**EXTRAIT DE PAGE:**
'''
Lors du début de sa nouvelle vie, à la fin d’études, Augustin, comme beaucoup d’autres jeunes se réorientant dans les métiers manuels, a traversé une certaine désillusion. Le monde du travail s’ouvrait à lui et il a découvert de nombreuses choses, positives comme négatives.

Première expérience professionnelle dans le monde du travail, il se souvient « j’étais en alternance dans un groupe industriel. Je faisais des études de marché. Tout était lent et la hiérarchie très pesante. Il y avait beaucoup de jeux de pouvoir qui me dépassaient. Je ne me sentais pas à ma place ». Ce sentiment de mal-être est très courant lors de l’insertion professionnelle dans la vie active. C’est pourquoi le jeune homme a pris la décision de quitter cet emploi pour s’engager dans une association où il espère obtenir un rôle et des missions plus conséquents et pertinents. Malheureusement ce ne fut pas le cas. Deuxième expérience, deuxième désillusion, il explique « Je suis tombé dans une petite structure de réinsertion par le sport de jeunes en difficulté. Le patron était tyrannique et m’a pris pour cible. » Deuxième démission.

 

 

Ce deuxième échec commence à lui faire peur, et s’il n’était pas fait pour ces métiers ? Augustin a pris le temps de réfléchir à son avenir professionnel et c’est là qu’il trouve sa nouvelle voie : il veut exercer le métier de boucher.

 

Obtenir un diplôme dans les études supérieures n’est pas toujours synonyme de satisfaction

L’Association Pour l’Emploi des Cadres explique que les réorientations des jeunes diplômés sont « un phénomène non négligeable » car 14% de ces jeunes diplômés de niveau Bac +5 expriment avoir réalisé une transition professionnelle en changeant radicalement d’orientation quelques années après avoir obtenu leur diplôme. Ce chiffre montre bien que les jeunes ne sont pas toujours épanouis après de longues études et qu’il est nécessaire pour eux de changer de voie pour cause de déception.

Pierre Lamblin, le dirigeant du département études de l’APEC a dit que « Quel que soit le type de parcours, le dénominateur commun est la déception ».
'''
**CONSIGNE 1:** D'après l'extrait sur la reconversion d'Augustin, quel métier le jeune homme décide-t-il d'exercer ?
**CONSIGNE 2:**
Indiquez si chacune de ces affirmations concorde avec l'extrait sur la reconversion d'Augustin, en répondant par oui ou non et en citant les mots décisifs du texte :
(a) Pendant son alternance, Augustin réalisait des études de marché.
(b) Dans la structure de réinsertion par le sport, le patron soutenait Augustin.
(c) Selon l'APEC, 14 % des jeunes diplômés de niveau Bac +5 disent avoir changé radicalement d'orientation quelques années après leur diplôme.
**CONSIGNE 3:** Reprenez le texte sur la reconversion d'Augustin après sa dernière phrase et poursuivez-le.
Les lignes qui viennent ensuite forment un matériau indépendant de l'extrait.

**DONNÉES FOURNIES:**
'''
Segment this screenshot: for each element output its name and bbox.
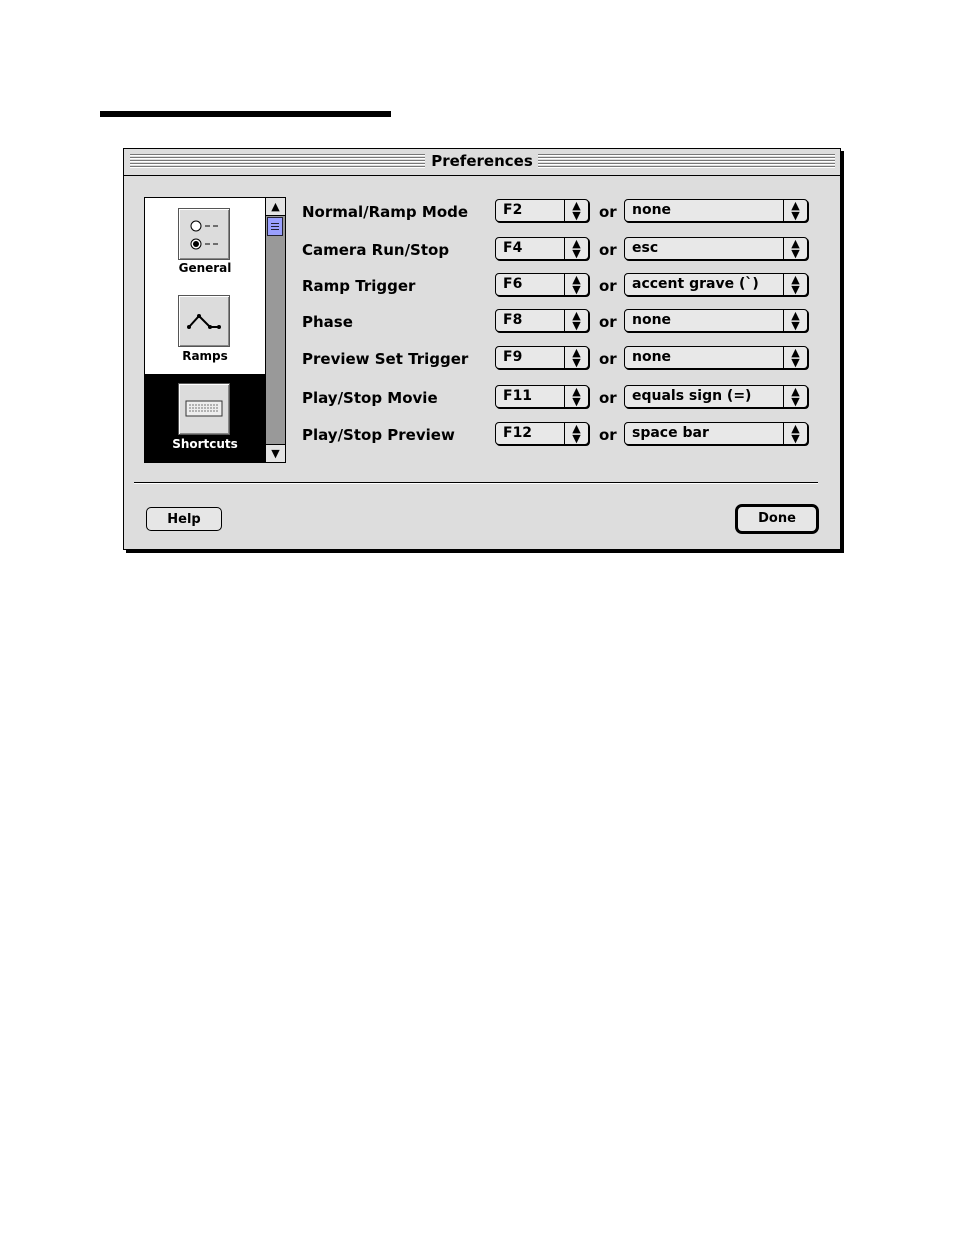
'''
**RÉPONSE ATTENDUE 1:** Le métier de boucher.

**RÉPONSE ATTENDUE 2:**
(a) Oui : « Je faisais des études de marché. »
(b) Non : « Le patron était tyrannique et m’a pris pour cible. »
(c) Oui : « 14% de ces jeunes diplômés de niveau Bac +5 expriment avoir réalisé une transition professionnelle en changeant radicalement d’orientation quelques années après avoir obtenu leur diplôme »

**RÉPONSE ATTENDUE 3:**
Après l’histoire d’Augustin, nous vous proposons de découvrir le parcours de Loïc, jeune homme diplômé d’une licence de sciences politiques et d’un master 1 d’économie âgé de 22 ans. Comme beaucoup d’autres, Loïc a réalisé des stages dans des instances politiques afin de mieux découvrir le monde dans lequel il souhaitait travailler. Entre Sénat, parti politique et Organisation Non Gouvernementale (ONG) Loïc a pu connaître de nombreux détails de la vie politique et il comprend très vite qu’il ne « changera pas le système, qu’il faut se plier ». Le diplômé de Sciences po explique aussi qu’ « il n’y avait plus que des logiques électorales et plus vraiment d’idées. J’aurais pu m’en douter ; c’est peut-être une désillusion classique du milieu politique »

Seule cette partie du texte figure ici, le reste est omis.